** Start Record excerpts **

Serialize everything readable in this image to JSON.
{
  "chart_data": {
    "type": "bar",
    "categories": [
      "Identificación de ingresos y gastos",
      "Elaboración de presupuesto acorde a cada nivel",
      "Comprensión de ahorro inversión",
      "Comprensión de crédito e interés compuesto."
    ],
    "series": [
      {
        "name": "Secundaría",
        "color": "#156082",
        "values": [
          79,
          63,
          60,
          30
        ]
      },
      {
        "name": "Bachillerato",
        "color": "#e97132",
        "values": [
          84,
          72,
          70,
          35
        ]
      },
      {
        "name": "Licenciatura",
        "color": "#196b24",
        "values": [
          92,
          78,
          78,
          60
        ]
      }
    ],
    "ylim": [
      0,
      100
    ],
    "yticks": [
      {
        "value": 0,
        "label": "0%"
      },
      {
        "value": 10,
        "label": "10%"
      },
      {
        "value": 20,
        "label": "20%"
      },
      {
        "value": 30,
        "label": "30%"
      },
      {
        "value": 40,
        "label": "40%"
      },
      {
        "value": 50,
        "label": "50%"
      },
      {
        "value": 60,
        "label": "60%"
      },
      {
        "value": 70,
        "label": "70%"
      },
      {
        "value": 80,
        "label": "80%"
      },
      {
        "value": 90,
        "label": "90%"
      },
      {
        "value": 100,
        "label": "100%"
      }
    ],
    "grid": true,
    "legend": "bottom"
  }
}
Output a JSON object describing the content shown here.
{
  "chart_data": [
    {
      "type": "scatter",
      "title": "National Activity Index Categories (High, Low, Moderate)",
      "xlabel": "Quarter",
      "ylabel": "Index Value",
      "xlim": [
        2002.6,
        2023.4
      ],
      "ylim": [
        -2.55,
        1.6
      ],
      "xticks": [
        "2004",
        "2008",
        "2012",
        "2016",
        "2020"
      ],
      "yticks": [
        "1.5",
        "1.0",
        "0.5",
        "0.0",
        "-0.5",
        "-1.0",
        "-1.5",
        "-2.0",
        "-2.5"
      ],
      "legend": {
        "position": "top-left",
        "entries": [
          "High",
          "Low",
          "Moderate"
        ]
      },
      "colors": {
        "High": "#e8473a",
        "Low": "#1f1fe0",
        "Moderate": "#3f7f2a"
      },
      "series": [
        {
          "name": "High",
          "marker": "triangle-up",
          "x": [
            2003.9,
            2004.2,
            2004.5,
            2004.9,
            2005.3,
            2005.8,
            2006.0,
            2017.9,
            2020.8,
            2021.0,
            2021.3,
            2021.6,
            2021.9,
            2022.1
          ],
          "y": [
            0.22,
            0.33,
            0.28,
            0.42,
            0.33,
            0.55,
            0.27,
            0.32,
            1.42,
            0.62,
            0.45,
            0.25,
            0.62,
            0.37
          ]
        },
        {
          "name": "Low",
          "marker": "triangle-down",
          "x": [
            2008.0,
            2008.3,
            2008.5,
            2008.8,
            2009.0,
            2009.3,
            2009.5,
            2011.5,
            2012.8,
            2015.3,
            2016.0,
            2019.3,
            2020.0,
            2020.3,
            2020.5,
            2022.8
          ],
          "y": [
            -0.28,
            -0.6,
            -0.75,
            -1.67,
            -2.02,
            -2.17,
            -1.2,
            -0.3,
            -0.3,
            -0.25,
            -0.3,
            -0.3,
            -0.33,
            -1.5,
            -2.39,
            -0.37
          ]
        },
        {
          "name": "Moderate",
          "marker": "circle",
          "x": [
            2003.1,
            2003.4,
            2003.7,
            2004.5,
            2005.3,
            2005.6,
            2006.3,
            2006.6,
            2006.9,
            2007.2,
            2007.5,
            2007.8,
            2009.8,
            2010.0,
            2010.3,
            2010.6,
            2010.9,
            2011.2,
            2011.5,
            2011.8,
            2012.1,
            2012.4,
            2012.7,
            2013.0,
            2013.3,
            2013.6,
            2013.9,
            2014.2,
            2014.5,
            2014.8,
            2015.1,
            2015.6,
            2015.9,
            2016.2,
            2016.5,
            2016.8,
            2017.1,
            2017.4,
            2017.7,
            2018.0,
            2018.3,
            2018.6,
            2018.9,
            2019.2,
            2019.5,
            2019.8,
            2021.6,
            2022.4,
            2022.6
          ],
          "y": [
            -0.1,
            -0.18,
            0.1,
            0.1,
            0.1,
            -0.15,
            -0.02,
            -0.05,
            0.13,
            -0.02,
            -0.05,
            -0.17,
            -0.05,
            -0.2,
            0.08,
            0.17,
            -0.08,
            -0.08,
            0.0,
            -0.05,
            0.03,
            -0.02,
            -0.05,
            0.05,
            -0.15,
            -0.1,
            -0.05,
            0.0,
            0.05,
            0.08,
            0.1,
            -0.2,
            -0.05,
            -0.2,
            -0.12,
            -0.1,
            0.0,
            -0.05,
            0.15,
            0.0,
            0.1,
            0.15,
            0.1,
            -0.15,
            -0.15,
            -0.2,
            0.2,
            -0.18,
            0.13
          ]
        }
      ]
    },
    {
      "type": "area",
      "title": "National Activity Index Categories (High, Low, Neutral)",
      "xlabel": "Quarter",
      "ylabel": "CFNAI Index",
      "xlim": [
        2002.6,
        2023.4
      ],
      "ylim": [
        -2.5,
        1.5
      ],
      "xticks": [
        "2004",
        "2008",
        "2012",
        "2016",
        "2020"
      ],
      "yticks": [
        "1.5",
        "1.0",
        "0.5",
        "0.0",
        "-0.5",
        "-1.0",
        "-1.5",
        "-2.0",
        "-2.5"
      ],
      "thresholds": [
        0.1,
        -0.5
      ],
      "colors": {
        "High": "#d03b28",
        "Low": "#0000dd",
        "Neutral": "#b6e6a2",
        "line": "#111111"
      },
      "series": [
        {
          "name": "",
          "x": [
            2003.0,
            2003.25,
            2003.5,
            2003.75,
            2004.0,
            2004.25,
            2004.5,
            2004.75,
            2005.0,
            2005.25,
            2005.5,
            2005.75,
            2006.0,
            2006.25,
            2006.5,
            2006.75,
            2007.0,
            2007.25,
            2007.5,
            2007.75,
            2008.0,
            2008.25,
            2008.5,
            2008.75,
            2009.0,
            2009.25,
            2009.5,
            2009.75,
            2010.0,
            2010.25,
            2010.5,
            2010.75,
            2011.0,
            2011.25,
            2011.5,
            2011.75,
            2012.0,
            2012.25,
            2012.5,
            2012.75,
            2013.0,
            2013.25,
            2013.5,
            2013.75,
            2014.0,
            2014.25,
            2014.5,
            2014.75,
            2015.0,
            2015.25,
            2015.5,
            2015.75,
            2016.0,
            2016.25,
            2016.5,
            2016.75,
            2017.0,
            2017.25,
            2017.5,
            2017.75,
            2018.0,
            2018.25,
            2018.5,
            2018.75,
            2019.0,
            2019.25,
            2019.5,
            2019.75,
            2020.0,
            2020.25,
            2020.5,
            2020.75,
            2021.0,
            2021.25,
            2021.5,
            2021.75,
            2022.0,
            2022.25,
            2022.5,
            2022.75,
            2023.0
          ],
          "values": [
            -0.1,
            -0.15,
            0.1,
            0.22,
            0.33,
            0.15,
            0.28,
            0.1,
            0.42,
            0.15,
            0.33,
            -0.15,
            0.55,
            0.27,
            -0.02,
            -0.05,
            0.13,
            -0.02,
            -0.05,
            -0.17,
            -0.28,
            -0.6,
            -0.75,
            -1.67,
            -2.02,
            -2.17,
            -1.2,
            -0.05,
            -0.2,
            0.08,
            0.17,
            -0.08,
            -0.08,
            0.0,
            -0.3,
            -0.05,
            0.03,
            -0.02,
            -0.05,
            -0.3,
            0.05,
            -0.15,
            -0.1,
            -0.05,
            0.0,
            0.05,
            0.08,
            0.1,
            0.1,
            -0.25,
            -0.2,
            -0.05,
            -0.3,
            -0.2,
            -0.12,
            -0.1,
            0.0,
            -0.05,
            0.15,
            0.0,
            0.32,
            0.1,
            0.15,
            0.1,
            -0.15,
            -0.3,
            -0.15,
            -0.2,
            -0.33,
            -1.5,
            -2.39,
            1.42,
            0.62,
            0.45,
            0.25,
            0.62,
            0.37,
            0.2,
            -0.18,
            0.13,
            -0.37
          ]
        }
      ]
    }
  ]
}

** End Record excerpts **

◆ The request
Find each line with the string "marker" and copy it out.

◆ Response
          "marker": "triangle-up",
          "marker": "triangle-down",
          "marker": "circle",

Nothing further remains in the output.